## DIRECTION
Every line of the records must be repeated exactly; pictures stay out.

## INFORMATION GIVEN

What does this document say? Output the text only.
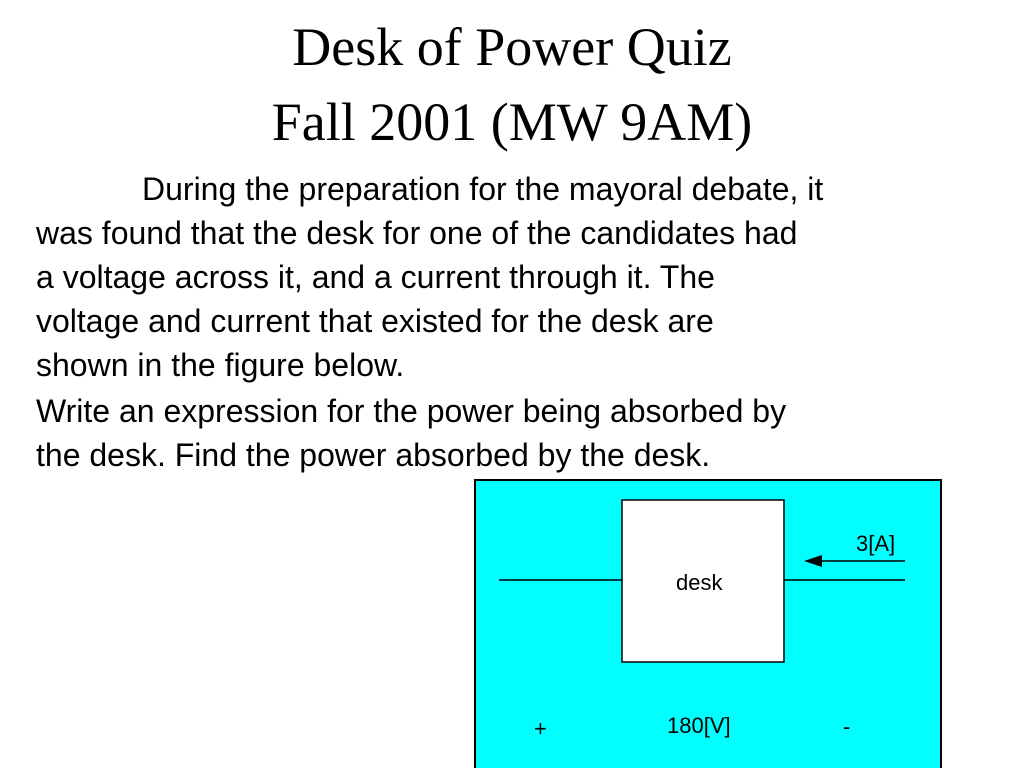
Desk of Power Quiz
Fall 2001 (MW 9AM)

During the preparation for the mayoral debate, it
was found that the desk for one of the candidates had
a voltage across it, and a current through it. The
voltage and current that existed for the desk are
shown in the figure below.

Write an expression for the power being absorbed by
the desk. Find the power absorbed by the desk.

desk
3[A]
+	180[V]	-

## SOLUTION
What does this document say? Output the text only.
Desk of Power Quiz
Fall 2001 (MW 9AM)

During the preparation for the mayoral debate, it
was found that the desk for one of the candidates had
a voltage across it, and a current through it. The
voltage and current that existed for the desk are
shown in the figure below.

Write an expression for the power being absorbed by
the desk. Find the power absorbed by the desk.

desk
3[A]
+	180[V]	-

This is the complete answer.